### Text provided
--------------------------------
If Janet Yellen becomes Treasury Secretary, she would make history again

While the next U.S. Treasury Secretary may make history as the first female to hold the role, she is a familiar face to the financial markets and welcome by progressives.

Former Fed Chair Janet Yellen is emerging as a frontrunner on Biden’s short of list of potential picks which is among the most diversified in history with women and African Americans including; former Federal Reserve Vice Chair Roger Ferguson, Federal Reserve Bank of Atlanta President and CEO Raphael Bostic, Federal Reserve Gov. Lael Brainard, as well as Massachusetts Senator Elizabeth Warren.

Progressives aligned with Warren have said they’d consider it a victory if Yellen were appointed.

Yellen has a long history of serving under Democratic administrations. She became the first woman to head the central bank after she was appointed by former President Barack Obama helping guide the U.S. economy in its recovery from the 2008 financial crisis.

That experience would serve her well in 2021 as she would be inheriting a fragile economy and elevated unemployment hammered by the COVID-19 pandemic.

U.S. Treasury Secretary Steven Mnuchin, along with Fed Chair Powell, have injected some of the most inventive fiscal policies in history into the economy in efforts to stabilize a potential collapse including one-time $1,200 stimulus checks for most Americans as part of the CARES Act, the PPP Loan program and interest rates cut to record lows last March when coronavirus first exploded in the U.S.

Yellen, who was succeeded by Powell, was also a lightning rod for a then campaigning Donald J. Trump who accused her of keeping interest rates low to help Obama. Trump also became a frequent and vocal critic of Powell for raising interest rates starting in March 2018.

Yellen also served as head of the Council of Economic Advisors [CEA] under former President Clinton.

A Brooklyn native, Yellen earned a Ph.D. in economics from Yale in 1971 before rising through the ranks of academia. She served as president of the San Francisco Federal Reserve Bank beginning in 2004 through 2010; in 2010, she was appointed as vice-chair of the Fed’s board of governors in Washington.

Biden has said he will announce his pick before or around Thanksgiving. That individual will then need to be confirmed in the Senate by a 51 vote majority.

If Republicans hold their majority of 52 seats – Democrats with 48 members would need to swing 3 GOP senators to confirm Yellen and get all 48 of their members to back Yellen.

Mnuchin, on Friday, told CNBC he will work with his successor “if things get certified.”
--------------------------------
Document layout detection rows:

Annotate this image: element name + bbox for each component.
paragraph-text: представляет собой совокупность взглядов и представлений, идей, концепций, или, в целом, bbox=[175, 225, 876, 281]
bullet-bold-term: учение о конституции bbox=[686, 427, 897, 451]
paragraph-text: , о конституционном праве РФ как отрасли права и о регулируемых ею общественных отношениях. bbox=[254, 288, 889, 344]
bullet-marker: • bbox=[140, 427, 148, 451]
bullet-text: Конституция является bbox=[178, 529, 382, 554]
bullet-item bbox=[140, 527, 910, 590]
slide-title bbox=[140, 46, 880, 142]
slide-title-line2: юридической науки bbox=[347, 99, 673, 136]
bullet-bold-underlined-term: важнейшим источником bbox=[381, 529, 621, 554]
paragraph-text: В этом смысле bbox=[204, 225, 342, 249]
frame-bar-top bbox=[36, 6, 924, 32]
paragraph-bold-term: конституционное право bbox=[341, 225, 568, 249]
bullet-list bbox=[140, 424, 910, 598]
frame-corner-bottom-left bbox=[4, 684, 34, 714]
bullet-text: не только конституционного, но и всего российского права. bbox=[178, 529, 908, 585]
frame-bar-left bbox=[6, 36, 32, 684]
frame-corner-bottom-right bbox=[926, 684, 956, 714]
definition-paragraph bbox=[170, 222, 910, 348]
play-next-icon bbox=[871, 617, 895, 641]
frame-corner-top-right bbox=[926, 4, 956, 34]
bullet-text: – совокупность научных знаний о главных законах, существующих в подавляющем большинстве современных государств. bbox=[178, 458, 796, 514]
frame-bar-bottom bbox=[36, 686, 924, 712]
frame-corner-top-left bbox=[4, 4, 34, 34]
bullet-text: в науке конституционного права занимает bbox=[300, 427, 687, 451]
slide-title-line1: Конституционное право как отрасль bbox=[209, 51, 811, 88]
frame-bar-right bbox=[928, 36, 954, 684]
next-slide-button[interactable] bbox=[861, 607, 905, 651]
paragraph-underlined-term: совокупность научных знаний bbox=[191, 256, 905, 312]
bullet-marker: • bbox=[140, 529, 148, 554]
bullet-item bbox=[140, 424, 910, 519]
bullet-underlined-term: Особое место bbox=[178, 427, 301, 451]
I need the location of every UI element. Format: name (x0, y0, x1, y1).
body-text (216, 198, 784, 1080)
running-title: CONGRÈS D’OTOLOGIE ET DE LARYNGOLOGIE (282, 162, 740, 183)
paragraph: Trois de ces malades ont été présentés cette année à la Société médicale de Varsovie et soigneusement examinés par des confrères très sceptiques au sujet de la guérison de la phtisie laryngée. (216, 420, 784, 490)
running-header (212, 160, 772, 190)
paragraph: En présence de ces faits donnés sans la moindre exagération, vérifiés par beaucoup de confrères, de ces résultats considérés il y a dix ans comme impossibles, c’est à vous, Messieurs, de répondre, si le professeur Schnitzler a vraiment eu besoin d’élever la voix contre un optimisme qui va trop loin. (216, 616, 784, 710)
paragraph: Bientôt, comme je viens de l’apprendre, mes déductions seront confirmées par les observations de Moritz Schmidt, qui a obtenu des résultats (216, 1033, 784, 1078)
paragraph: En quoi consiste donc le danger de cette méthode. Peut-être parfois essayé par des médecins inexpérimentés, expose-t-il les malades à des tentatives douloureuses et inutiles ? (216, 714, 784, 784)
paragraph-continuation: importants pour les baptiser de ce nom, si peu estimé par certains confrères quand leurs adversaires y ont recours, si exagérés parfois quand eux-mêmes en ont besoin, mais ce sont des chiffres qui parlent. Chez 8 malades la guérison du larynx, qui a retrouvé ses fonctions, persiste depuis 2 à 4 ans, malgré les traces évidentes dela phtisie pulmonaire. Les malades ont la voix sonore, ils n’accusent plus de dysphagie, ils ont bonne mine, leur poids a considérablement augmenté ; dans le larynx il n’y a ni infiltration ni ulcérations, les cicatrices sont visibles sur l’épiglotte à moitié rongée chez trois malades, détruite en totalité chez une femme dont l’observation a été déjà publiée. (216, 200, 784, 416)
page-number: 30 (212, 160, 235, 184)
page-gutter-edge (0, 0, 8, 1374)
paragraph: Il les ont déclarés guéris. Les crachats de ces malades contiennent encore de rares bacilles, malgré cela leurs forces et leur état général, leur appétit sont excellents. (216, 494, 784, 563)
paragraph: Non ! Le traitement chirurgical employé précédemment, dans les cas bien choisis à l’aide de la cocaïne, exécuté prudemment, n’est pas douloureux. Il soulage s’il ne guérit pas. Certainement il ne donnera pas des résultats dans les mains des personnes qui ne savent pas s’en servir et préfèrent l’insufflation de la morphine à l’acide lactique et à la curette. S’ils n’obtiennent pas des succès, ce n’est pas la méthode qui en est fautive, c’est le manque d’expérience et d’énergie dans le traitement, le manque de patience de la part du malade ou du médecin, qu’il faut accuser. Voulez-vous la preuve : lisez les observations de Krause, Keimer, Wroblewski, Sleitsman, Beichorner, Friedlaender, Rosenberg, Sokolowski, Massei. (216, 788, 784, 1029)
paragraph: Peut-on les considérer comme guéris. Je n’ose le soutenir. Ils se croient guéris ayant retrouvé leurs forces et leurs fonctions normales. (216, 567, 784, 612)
--------------------------------
### Problem to work on
Set down the passage of the Janet Yellen article starting at "A Brooklyn native, Yellen" and ending at "51 vote majority.".

### Output for this task
A Brooklyn native, Yellen earned a Ph.D. in economics from Yale in 1971 before rising through the ranks of academia. She served as president of the San Francisco Federal Reserve Bank beginning in 2004 through 2010; in 2010, she was appointed as vice-chair of the Fed’s board of governors in Washington.

Biden has said he will announce his pick before or around Thanksgiving. That individual will then need to be confirmed in the Senate by a 51 vote majority.